Nothing may be dropped or altered: reproduce all the data.

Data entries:
▬▬▬▬▬▬▬▬▬▬
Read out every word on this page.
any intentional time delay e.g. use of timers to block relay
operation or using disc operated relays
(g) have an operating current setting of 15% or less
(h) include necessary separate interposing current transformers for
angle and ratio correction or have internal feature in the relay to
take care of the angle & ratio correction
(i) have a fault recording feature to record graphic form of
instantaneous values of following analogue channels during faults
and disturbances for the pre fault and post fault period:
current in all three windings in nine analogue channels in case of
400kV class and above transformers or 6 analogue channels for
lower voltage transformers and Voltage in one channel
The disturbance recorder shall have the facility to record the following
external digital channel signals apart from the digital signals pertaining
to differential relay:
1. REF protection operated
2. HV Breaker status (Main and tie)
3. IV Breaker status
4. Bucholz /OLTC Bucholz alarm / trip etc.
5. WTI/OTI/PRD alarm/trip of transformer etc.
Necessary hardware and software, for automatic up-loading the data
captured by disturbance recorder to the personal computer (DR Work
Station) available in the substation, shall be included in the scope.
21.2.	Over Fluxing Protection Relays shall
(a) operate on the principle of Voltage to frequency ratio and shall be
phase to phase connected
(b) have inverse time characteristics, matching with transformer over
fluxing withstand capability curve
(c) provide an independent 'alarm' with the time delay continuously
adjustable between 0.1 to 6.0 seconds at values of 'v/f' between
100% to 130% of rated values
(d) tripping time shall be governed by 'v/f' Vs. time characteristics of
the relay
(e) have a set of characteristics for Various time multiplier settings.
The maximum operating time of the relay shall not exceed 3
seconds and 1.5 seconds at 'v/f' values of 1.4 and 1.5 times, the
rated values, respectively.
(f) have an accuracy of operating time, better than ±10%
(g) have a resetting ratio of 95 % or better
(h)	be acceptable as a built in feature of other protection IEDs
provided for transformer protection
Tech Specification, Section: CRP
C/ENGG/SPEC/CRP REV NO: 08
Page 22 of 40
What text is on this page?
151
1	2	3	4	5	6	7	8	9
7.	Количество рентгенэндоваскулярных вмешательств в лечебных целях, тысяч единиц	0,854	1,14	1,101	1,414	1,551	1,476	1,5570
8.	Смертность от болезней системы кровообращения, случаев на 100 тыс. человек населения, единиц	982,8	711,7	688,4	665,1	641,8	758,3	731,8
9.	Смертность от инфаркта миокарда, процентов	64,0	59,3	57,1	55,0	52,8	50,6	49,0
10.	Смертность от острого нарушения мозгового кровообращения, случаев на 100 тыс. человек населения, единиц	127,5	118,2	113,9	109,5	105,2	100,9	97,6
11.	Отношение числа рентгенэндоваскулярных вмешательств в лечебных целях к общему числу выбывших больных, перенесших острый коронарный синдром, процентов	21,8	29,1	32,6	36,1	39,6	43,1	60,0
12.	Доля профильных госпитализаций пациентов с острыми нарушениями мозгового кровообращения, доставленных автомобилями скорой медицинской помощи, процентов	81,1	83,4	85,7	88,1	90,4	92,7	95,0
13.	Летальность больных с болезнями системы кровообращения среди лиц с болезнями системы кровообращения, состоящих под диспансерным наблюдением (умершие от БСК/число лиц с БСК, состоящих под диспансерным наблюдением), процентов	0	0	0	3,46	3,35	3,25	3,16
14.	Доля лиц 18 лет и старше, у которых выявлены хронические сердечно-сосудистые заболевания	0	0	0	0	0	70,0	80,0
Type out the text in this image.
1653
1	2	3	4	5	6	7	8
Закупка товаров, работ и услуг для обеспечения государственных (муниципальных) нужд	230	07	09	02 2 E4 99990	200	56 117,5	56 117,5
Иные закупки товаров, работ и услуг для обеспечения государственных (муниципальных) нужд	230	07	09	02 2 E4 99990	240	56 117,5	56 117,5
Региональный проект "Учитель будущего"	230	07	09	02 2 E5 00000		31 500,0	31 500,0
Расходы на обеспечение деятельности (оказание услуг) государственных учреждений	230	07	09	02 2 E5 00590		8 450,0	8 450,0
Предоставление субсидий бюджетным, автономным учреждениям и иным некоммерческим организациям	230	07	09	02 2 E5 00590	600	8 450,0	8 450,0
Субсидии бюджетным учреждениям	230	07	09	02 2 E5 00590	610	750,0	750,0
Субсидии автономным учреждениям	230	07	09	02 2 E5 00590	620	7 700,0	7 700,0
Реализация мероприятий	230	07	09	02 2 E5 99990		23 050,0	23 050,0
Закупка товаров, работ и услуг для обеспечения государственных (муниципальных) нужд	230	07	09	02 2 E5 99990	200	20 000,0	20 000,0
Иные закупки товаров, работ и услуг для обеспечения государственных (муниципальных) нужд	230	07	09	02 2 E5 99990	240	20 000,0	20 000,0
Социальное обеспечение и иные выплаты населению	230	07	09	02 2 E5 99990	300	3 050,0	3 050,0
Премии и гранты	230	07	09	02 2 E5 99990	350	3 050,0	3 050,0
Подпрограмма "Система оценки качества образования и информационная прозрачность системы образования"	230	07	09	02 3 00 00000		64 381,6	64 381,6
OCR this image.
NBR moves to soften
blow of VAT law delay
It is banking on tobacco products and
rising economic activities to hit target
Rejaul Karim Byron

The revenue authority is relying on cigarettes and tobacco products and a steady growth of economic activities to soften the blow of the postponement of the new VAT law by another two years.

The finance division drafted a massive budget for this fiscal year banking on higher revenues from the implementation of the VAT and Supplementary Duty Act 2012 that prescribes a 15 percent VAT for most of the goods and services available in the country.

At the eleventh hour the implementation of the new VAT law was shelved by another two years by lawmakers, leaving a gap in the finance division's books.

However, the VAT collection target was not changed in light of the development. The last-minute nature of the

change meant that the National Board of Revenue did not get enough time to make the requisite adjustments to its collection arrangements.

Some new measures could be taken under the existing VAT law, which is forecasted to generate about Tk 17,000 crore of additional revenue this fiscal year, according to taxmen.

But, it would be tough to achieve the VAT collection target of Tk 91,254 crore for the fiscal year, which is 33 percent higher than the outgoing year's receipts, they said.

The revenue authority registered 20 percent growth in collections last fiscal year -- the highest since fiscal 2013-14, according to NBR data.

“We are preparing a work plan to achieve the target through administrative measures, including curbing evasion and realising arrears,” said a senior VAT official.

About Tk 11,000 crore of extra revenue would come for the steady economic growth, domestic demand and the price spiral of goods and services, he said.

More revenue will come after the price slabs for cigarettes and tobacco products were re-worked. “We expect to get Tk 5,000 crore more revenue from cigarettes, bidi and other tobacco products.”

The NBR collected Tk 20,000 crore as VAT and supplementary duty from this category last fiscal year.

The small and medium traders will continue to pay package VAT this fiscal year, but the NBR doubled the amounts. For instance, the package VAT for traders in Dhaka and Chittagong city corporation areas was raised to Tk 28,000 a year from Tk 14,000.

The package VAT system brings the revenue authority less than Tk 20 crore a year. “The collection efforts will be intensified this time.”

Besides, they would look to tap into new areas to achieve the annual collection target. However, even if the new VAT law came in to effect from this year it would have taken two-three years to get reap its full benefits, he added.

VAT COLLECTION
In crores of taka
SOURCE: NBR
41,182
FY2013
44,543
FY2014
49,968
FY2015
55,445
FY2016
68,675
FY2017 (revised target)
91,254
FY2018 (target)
▬▬▬▬▬▬▬▬▬▬
• WRITTEN SOLUTION:
Read out every word on this page.
any intentional time delay e.g. use of timers to block relay
operation or using disc operated relays
(g) have an operating current setting of 15% or less
(h) include necessary separate interposing current transformers for
angle and ratio correction or have internal feature in the relay to
take care of the angle & ratio correction
(i) have a fault recording feature to record graphic form of
instantaneous values of following analogue channels during faults
and disturbances for the pre fault and post fault period:
current in all three windings in nine analogue channels in case of
400kV class and above transformers or 6 analogue channels for
lower voltage transformers and Voltage in one channel
The disturbance recorder shall have the facility to record the following
external digital channel signals apart from the digital signals pertaining
to differential relay:
1. REF protection operated
2. HV Breaker status (Main and tie)
3. IV Breaker status
4. Bucholz /OLTC Bucholz alarm / trip etc.
5. WTI/OTI/PRD alarm/trip of transformer etc.
Necessary hardware and software, for automatic up-loading the data
captured by disturbance recorder to the personal computer (DR Work
Station) available in the substation, shall be included in the scope.
21.2.	Over Fluxing Protection Relays shall
(a) operate on the principle of Voltage to frequency ratio and shall be
phase to phase connected
(b) have inverse time characteristics, matching with transformer over
fluxing withstand capability curve
(c) provide an independent 'alarm' with the time delay continuously
adjustable between 0.1 to 6.0 seconds at values of 'v/f' between
100% to 130% of rated values
(d) tripping time shall be governed by 'v/f' Vs. time characteristics of
the relay
(e) have a set of characteristics for Various time multiplier settings.
The maximum operating time of the relay shall not exceed 3
seconds and 1.5 seconds at 'v/f' values of 1.4 and 1.5 times, the
rated values, respectively.
(f) have an accuracy of operating time, better than ±10%
(g) have a resetting ratio of 95 % or better
(h)	be acceptable as a built in feature of other protection IEDs
provided for transformer protection
Tech Specification, Section: CRP
C/ENGG/SPEC/CRP REV NO: 08
Page 22 of 40
What text is on this page?
151
1	2	3	4	5	6	7	8	9
7.	Количество рентгенэндоваскулярных вмешательств в лечебных целях, тысяч единиц	0,854	1,14	1,101	1,414	1,551	1,476	1,5570
8.	Смертность от болезней системы кровообращения, случаев на 100 тыс. человек населения, единиц	982,8	711,7	688,4	665,1	641,8	758,3	731,8
9.	Смертность от инфаркта миокарда, процентов	64,0	59,3	57,1	55,0	52,8	50,6	49,0
10.	Смертность от острого нарушения мозгового кровообращения, случаев на 100 тыс. человек населения, единиц	127,5	118,2	113,9	109,5	105,2	100,9	97,6
11.	Отношение числа рентгенэндоваскулярных вмешательств в лечебных целях к общему числу выбывших больных, перенесших острый коронарный синдром, процентов	21,8	29,1	32,6	36,1	39,6	43,1	60,0
12.	Доля профильных госпитализаций пациентов с острыми нарушениями мозгового кровообращения, доставленных автомобилями скорой медицинской помощи, процентов	81,1	83,4	85,7	88,1	90,4	92,7	95,0
13.	Летальность больных с болезнями системы кровообращения среди лиц с болезнями системы кровообращения, состоящих под диспансерным наблюдением (умершие от БСК/число лиц с БСК, состоящих под диспансерным наблюдением), процентов	0	0	0	3,46	3,35	3,25	3,16
14.	Доля лиц 18 лет и старше, у которых выявлены хронические сердечно-сосудистые заболевания	0	0	0	0	0	70,0	80,0
Type out the text in this image.
1653
1	2	3	4	5	6	7	8
Закупка товаров, работ и услуг для обеспечения государственных (муниципальных) нужд	230	07	09	02 2 E4 99990	200	56 117,5	56 117,5
Иные закупки товаров, работ и услуг для обеспечения государственных (муниципальных) нужд	230	07	09	02 2 E4 99990	240	56 117,5	56 117,5
Региональный проект "Учитель будущего"	230	07	09	02 2 E5 00000		31 500,0	31 500,0
Расходы на обеспечение деятельности (оказание услуг) государственных учреждений	230	07	09	02 2 E5 00590		8 450,0	8 450,0
Предоставление субсидий бюджетным, автономным учреждениям и иным некоммерческим организациям	230	07	09	02 2 E5 00590	600	8 450,0	8 450,0
Субсидии бюджетным учреждениям	230	07	09	02 2 E5 00590	610	750,0	750,0
Субсидии автономным учреждениям	230	07	09	02 2 E5 00590	620	7 700,0	7 700,0
Реализация мероприятий	230	07	09	02 2 E5 99990		23 050,0	23 050,0
Закупка товаров, работ и услуг для обеспечения государственных (муниципальных) нужд	230	07	09	02 2 E5 99990	200	20 000,0	20 000,0
Иные закупки товаров, работ и услуг для обеспечения государственных (муниципальных) нужд	230	07	09	02 2 E5 99990	240	20 000,0	20 000,0
Социальное обеспечение и иные выплаты населению	230	07	09	02 2 E5 99990	300	3 050,0	3 050,0
Премии и гранты	230	07	09	02 2 E5 99990	350	3 050,0	3 050,0
Подпрограмма "Система оценки качества образования и информационная прозрачность системы образования"	230	07	09	02 3 00 00000		64 381,6	64 381,6
OCR this image.
NBR moves to soften
blow of VAT law delay
It is banking on tobacco products and
rising economic activities to hit target
Rejaul Karim Byron

The revenue authority is relying on cigarettes and tobacco products and a steady growth of economic activities to soften the blow of the postponement of the new VAT law by another two years.

The finance division drafted a massive budget for this fiscal year banking on higher revenues from the implementation of the VAT and Supplementary Duty Act 2012 that prescribes a 15 percent VAT for most of the goods and services available in the country.

At the eleventh hour the implementation of the new VAT law was shelved by another two years by lawmakers, leaving a gap in the finance division's books.

However, the VAT collection target was not changed in light of the development. The last-minute nature of the

change meant that the National Board of Revenue did not get enough time to make the requisite adjustments to its collection arrangements.

Some new measures could be taken under the existing VAT law, which is forecasted to generate about Tk 17,000 crore of additional revenue this fiscal year, according to taxmen.

But, it would be tough to achieve the VAT collection target of Tk 91,254 crore for the fiscal year, which is 33 percent higher than the outgoing year's receipts, they said.

The revenue authority registered 20 percent growth in collections last fiscal year -- the highest since fiscal 2013-14, according to NBR data.

“We are preparing a work plan to achieve the target through administrative measures, including curbing evasion and realising arrears,” said a senior VAT official.

About Tk 11,000 crore of extra revenue would come for the steady economic growth, domestic demand and the price spiral of goods and services, he said.

More revenue will come after the price slabs for cigarettes and tobacco products were re-worked. “We expect to get Tk 5,000 crore more revenue from cigarettes, bidi and other tobacco products.”

The NBR collected Tk 20,000 crore as VAT and supplementary duty from this category last fiscal year.

The small and medium traders will continue to pay package VAT this fiscal year, but the NBR doubled the amounts. For instance, the package VAT for traders in Dhaka and Chittagong city corporation areas was raised to Tk 28,000 a year from Tk 14,000.

The package VAT system brings the revenue authority less than Tk 20 crore a year. “The collection efforts will be intensified this time.”

Besides, they would look to tap into new areas to achieve the annual collection target. However, even if the new VAT law came in to effect from this year it would have taken two-three years to get reap its full benefits, he added.

VAT COLLECTION
In crores of taka
SOURCE: NBR
41,182
FY2013
44,543
FY2014
49,968
FY2015
55,445
FY2016
68,675
FY2017 (revised target)
91,254
FY2018 (target)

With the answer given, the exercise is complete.